● **WRITTEN TASK**
Reproduce the complete listing without any deviation.
— Begin DATA SUPPLIED —
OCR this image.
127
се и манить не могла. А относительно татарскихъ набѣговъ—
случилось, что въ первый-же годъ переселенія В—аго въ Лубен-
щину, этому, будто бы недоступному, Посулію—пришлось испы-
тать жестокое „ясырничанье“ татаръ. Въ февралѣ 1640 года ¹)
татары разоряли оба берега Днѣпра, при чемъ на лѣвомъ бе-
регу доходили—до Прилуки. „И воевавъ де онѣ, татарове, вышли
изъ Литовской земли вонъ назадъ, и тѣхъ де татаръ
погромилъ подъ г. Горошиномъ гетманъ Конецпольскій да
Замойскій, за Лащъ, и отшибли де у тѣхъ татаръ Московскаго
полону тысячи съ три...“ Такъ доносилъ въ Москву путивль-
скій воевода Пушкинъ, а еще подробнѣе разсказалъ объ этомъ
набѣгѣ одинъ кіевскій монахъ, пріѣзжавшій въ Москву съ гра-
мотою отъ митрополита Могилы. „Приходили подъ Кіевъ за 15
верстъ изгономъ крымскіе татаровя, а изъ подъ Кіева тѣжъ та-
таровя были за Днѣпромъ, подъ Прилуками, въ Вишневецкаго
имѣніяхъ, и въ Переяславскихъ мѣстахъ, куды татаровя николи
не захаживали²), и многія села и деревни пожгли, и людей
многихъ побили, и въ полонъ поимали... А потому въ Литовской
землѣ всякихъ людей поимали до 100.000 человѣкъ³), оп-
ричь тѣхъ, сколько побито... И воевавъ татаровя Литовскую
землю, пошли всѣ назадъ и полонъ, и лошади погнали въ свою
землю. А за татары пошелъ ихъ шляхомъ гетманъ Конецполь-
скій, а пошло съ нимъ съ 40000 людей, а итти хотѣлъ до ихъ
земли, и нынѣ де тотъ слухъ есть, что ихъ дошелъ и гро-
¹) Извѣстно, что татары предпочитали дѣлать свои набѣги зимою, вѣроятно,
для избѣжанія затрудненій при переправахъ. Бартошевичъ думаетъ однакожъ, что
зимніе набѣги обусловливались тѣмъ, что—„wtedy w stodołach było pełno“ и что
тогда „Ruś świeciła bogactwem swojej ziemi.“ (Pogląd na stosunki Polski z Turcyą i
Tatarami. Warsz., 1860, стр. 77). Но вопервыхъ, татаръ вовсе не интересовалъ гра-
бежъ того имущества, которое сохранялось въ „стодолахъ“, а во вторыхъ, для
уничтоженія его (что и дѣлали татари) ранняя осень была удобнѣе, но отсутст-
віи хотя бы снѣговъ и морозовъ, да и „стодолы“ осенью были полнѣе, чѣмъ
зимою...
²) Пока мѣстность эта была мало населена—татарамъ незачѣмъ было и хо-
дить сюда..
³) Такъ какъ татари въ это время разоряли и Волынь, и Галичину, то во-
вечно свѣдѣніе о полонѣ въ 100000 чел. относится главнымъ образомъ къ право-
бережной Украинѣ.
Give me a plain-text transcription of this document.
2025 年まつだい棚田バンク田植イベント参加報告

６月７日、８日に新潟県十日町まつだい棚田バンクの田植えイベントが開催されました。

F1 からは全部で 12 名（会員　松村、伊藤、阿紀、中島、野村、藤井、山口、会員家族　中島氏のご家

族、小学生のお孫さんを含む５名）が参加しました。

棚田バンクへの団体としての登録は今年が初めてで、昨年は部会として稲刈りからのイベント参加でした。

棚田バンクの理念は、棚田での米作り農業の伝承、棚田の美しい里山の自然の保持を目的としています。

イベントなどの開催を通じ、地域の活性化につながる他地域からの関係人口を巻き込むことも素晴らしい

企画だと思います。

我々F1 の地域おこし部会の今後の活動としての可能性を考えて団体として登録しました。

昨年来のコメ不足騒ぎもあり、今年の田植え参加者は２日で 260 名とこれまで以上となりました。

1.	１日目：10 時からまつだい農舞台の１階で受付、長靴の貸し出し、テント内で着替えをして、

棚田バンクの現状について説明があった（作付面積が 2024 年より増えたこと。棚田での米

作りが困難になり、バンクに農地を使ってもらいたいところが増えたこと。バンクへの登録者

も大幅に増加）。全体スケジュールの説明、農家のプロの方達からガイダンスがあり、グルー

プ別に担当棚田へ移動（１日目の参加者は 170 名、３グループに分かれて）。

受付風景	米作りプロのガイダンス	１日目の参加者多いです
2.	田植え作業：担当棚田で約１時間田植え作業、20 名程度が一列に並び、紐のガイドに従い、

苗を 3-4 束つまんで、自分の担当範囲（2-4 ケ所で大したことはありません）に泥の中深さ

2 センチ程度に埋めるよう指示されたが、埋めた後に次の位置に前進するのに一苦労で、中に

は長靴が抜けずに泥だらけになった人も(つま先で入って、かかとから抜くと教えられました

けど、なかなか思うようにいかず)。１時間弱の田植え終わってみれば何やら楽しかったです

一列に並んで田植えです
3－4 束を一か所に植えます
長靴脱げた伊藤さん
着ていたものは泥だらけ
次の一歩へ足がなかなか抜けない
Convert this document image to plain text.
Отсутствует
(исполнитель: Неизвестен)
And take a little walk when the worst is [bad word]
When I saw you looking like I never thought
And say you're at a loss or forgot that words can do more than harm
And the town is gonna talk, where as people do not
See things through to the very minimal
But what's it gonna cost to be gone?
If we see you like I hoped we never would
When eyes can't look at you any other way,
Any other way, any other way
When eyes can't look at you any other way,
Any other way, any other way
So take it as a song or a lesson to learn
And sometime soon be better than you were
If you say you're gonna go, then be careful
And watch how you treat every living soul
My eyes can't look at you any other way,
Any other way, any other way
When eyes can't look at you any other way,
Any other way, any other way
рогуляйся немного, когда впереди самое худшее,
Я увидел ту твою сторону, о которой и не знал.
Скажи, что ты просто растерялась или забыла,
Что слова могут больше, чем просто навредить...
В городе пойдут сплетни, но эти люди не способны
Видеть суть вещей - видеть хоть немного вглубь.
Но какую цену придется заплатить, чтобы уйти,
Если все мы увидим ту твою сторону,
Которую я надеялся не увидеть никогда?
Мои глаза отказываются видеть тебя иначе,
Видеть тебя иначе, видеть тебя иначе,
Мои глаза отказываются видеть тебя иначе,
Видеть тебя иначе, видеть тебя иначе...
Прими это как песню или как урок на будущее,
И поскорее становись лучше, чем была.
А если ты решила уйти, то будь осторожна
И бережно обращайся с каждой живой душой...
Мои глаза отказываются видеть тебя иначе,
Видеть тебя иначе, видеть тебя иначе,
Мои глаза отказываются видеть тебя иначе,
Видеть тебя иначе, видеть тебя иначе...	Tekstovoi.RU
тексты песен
— End DATA SUPPLIED —
● **TASK RESULT**
OCR this image.
127
се и манить не могла. А относительно татарскихъ набѣговъ—
случилось, что въ первый-же годъ переселенія В—аго въ Лубен-
щину, этому, будто бы недоступному, Посулію—пришлось испы-
тать жестокое „ясырничанье“ татаръ. Въ февралѣ 1640 года ¹)
татары разоряли оба берега Днѣпра, при чемъ на лѣвомъ бе-
регу доходили—до Прилуки. „И воевавъ де онѣ, татарове, вышли
изъ Литовской земли вонъ назадъ, и тѣхъ де татаръ
погромилъ подъ г. Горошиномъ гетманъ Конецпольскій да
Замойскій, за Лащъ, и отшибли де у тѣхъ татаръ Московскаго
полону тысячи съ три...“ Такъ доносилъ въ Москву путивль-
скій воевода Пушкинъ, а еще подробнѣе разсказалъ объ этомъ
набѣгѣ одинъ кіевскій монахъ, пріѣзжавшій въ Москву съ гра-
мотою отъ митрополита Могилы. „Приходили подъ Кіевъ за 15
верстъ изгономъ крымскіе татаровя, а изъ подъ Кіева тѣжъ та-
таровя были за Днѣпромъ, подъ Прилуками, въ Вишневецкаго
имѣніяхъ, и въ Переяславскихъ мѣстахъ, куды татаровя николи
не захаживали²), и многія села и деревни пожгли, и людей
многихъ побили, и въ полонъ поимали... А потому въ Литовской
землѣ всякихъ людей поимали до 100.000 человѣкъ³), оп-
ричь тѣхъ, сколько побито... И воевавъ татаровя Литовскую
землю, пошли всѣ назадъ и полонъ, и лошади погнали въ свою
землю. А за татары пошелъ ихъ шляхомъ гетманъ Конецполь-
скій, а пошло съ нимъ съ 40000 людей, а итти хотѣлъ до ихъ
земли, и нынѣ де тотъ слухъ есть, что ихъ дошелъ и гро-
¹) Извѣстно, что татары предпочитали дѣлать свои набѣги зимою, вѣроятно,
для избѣжанія затрудненій при переправахъ. Бартошевичъ думаетъ однакожъ, что
зимніе набѣги обусловливались тѣмъ, что—„wtedy w stodołach było pełno“ и что
тогда „Ruś świeciła bogactwem swojej ziemi.“ (Pogląd na stosunki Polski z Turcyą i
Tatarami. Warsz., 1860, стр. 77). Но вопервыхъ, татаръ вовсе не интересовалъ гра-
бежъ того имущества, которое сохранялось въ „стодолахъ“, а во вторыхъ, для
уничтоженія его (что и дѣлали татари) ранняя осень была удобнѣе, но отсутст-
віи хотя бы снѣговъ и морозовъ, да и „стодолы“ осенью были полнѣе, чѣмъ
зимою...
²) Пока мѣстность эта была мало населена—татарамъ незачѣмъ было и хо-
дить сюда..
³) Такъ какъ татари въ это время разоряли и Волынь, и Галичину, то во-
вечно свѣдѣніе о полонѣ въ 100000 чел. относится главнымъ образомъ къ право-
бережной Украинѣ.
Give me a plain-text transcription of this document.
2025 年まつだい棚田バンク田植イベント参加報告

６月７日、８日に新潟県十日町まつだい棚田バンクの田植えイベントが開催されました。

F1 からは全部で 12 名（会員　松村、伊藤、阿紀、中島、野村、藤井、山口、会員家族　中島氏のご家

族、小学生のお孫さんを含む５名）が参加しました。

棚田バンクへの団体としての登録は今年が初めてで、昨年は部会として稲刈りからのイベント参加でした。

棚田バンクの理念は、棚田での米作り農業の伝承、棚田の美しい里山の自然の保持を目的としています。

イベントなどの開催を通じ、地域の活性化につながる他地域からの関係人口を巻き込むことも素晴らしい

企画だと思います。

我々F1 の地域おこし部会の今後の活動としての可能性を考えて団体として登録しました。

昨年来のコメ不足騒ぎもあり、今年の田植え参加者は２日で 260 名とこれまで以上となりました。

1.	１日目：10 時からまつだい農舞台の１階で受付、長靴の貸し出し、テント内で着替えをして、

棚田バンクの現状について説明があった（作付面積が 2024 年より増えたこと。棚田での米

作りが困難になり、バンクに農地を使ってもらいたいところが増えたこと。バンクへの登録者

も大幅に増加）。全体スケジュールの説明、農家のプロの方達からガイダンスがあり、グルー

プ別に担当棚田へ移動（１日目の参加者は 170 名、３グループに分かれて）。

受付風景	米作りプロのガイダンス	１日目の参加者多いです
2.	田植え作業：担当棚田で約１時間田植え作業、20 名程度が一列に並び、紐のガイドに従い、

苗を 3-4 束つまんで、自分の担当範囲（2-4 ケ所で大したことはありません）に泥の中深さ

2 センチ程度に埋めるよう指示されたが、埋めた後に次の位置に前進するのに一苦労で、中に

は長靴が抜けずに泥だらけになった人も(つま先で入って、かかとから抜くと教えられました

けど、なかなか思うようにいかず)。１時間弱の田植え終わってみれば何やら楽しかったです

一列に並んで田植えです
3－4 束を一か所に植えます
長靴脱げた伊藤さん
着ていたものは泥だらけ
次の一歩へ足がなかなか抜けない
Convert this document image to plain text.
Отсутствует
(исполнитель: Неизвестен)
And take a little walk when the worst is [bad word]
When I saw you looking like I never thought
And say you're at a loss or forgot that words can do more than harm
And the town is gonna talk, where as people do not
See things through to the very minimal
But what's it gonna cost to be gone?
If we see you like I hoped we never would
When eyes can't look at you any other way,
Any other way, any other way
When eyes can't look at you any other way,
Any other way, any other way
So take it as a song or a lesson to learn
And sometime soon be better than you were
If you say you're gonna go, then be careful
And watch how you treat every living soul
My eyes can't look at you any other way,
Any other way, any other way
When eyes can't look at you any other way,
Any other way, any other way
рогуляйся немного, когда впереди самое худшее,
Я увидел ту твою сторону, о которой и не знал.
Скажи, что ты просто растерялась или забыла,
Что слова могут больше, чем просто навредить...
В городе пойдут сплетни, но эти люди не способны
Видеть суть вещей - видеть хоть немного вглубь.
Но какую цену придется заплатить, чтобы уйти,
Если все мы увидим ту твою сторону,
Которую я надеялся не увидеть никогда?
Мои глаза отказываются видеть тебя иначе,
Видеть тебя иначе, видеть тебя иначе,
Мои глаза отказываются видеть тебя иначе,
Видеть тебя иначе, видеть тебя иначе...
Прими это как песню или как урок на будущее,
И поскорее становись лучше, чем была.
А если ты решила уйти, то будь осторожна
И бережно обращайся с каждой живой душой...
Мои глаза отказываются видеть тебя иначе,
Видеть тебя иначе, видеть тебя иначе,
Мои глаза отказываются видеть тебя иначе,
Видеть тебя иначе, видеть тебя иначе...	Tekstovoi.RU
тексты песен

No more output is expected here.